==== Selected excerpt

So it's no wonder that the public was shocked when the show was "interrupted" with technical difficulties suggesting paranormal activity, or that a bunch of "concerned citizens" blocked it from airing on Television in its original form for years to come.

But heading into a screening at Cinefamily at the Silent Movie Theatre, I had to wonder how shocking it would be. After all, I already knew the backstory. And in an age of "found-footage" films and "mockumentaries", how ground-breaking would it really seem?

The answer is that Ghostwatch still has the capacity to scare. It's not really a gory film and the effects are rather simple (a wind machine, a lot of sound effects, a creepy figure in a costume), but the whole thing is handled to such an elegant effect that it haunted me long after I left the theatre.

To its credit, even knowing the central premise of Ghostwatch, the show was very suspenseful. The show tips its hand fairly early that there is something odd going on here, when the anchors broadcast footage previously shot in the haunted house and we see a shadowy figure that the anchors can't see, even when they slow it down and watch frame-by-frame. So the old axiom, attributed to Hitchcock, that watching two men play cards can be thrilling if you know there's a ticking time bomb under their chairs and they don't, is at work here.

========
==== Dataset entries

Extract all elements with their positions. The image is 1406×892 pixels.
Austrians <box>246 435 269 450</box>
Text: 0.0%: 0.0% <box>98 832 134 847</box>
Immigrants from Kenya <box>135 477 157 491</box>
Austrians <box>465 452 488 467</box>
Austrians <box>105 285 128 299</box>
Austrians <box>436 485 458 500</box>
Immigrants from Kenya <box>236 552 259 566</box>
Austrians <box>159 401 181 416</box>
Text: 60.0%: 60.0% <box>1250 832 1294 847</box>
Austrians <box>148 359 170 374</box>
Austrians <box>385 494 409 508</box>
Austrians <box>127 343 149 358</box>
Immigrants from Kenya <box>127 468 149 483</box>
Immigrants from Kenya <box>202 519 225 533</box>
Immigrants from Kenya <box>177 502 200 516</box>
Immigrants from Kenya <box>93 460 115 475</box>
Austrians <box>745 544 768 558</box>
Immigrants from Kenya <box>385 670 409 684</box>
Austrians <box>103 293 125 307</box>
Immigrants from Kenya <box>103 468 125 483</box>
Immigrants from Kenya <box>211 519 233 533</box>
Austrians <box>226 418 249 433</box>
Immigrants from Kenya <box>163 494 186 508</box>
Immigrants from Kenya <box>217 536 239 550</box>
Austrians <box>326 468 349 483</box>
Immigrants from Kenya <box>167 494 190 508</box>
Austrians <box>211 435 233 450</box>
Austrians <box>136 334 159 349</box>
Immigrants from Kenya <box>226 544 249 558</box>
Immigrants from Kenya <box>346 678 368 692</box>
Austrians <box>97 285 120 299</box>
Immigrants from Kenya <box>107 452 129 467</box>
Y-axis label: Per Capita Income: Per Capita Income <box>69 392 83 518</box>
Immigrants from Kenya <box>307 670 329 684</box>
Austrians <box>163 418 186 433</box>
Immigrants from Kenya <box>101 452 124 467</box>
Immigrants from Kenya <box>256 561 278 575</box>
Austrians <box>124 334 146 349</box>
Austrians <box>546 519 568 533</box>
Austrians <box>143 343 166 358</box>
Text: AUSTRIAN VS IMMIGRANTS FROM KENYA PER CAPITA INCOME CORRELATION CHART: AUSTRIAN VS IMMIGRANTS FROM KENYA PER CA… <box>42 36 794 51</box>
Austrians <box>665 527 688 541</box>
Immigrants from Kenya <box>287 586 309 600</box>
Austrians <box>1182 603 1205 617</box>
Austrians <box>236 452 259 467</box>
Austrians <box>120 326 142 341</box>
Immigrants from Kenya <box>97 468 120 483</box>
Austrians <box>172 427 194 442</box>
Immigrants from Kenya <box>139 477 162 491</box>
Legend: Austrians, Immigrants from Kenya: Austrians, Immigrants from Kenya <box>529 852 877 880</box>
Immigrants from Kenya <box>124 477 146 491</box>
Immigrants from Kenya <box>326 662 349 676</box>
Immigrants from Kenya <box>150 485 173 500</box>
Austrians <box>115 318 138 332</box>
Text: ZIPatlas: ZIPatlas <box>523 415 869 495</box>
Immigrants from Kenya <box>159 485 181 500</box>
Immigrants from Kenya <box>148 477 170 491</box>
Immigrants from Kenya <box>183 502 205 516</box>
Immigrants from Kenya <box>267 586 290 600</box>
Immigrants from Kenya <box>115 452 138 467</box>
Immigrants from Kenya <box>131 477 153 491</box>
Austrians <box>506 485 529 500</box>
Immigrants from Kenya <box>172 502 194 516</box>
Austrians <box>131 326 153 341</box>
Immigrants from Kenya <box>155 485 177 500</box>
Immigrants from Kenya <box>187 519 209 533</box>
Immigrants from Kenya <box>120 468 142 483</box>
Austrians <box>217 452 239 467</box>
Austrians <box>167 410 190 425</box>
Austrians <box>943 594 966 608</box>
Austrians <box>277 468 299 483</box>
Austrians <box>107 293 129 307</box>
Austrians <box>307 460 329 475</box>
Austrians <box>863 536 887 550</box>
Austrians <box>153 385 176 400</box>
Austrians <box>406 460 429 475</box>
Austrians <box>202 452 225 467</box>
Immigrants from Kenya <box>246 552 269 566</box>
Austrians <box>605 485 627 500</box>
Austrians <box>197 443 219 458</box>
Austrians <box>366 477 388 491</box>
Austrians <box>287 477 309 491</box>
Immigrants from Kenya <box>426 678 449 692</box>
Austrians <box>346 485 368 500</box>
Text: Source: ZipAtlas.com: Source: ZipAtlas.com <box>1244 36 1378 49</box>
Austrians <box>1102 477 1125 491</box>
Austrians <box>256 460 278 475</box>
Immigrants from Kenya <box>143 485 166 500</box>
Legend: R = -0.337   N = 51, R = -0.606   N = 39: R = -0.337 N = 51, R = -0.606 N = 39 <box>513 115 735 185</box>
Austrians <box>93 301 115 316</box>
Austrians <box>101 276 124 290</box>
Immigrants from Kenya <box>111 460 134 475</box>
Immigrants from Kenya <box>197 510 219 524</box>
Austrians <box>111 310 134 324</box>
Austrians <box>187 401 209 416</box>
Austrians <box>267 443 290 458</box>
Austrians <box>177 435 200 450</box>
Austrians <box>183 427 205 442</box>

========

Tasks:
a – According to the Ghostwatch passage, why was the show still suspenseful even for someone who already knew its central premise? Answer in one to three sentences.
b – Return the stretch of the Ghostwatch passage from "So it's no wonder" through "left the theatre.".
The entries are separate material, unrelated to the Ghostwatch passage.

Results:
a – Early on, the show reveals that something odd is happening: footage from the haunted house shows a shadowy figure that the anchors can't see, even frame by frame. Because viewers know something the anchors don't, the Hitchcock axiom applies: two men playing cards become thrilling when you know a bomb is ticking under their chairs and they don't.

b –
So it's no wonder that the public was shocked when the show was "interrupted" with technical difficulties suggesting paranormal activity, or that a bunch of "concerned citizens" blocked it from airing on Television in its original form for years to come.

But heading into a screening at Cinefamily at the Silent Movie Theatre, I had to wonder how shocking it would be. After all, I already knew the backstory. And in an age of "found-footage" films and "mockumentaries", how ground-breaking would it really seem?

The answer is that Ghostwatch still has the capacity to scare. It's not really a gory film and the effects are rather simple (a wind machine, a lot of sound effects, a creepy figure in a costume), but the whole thing is handled to such an elegant effect that it haunted me long after I left the theatre.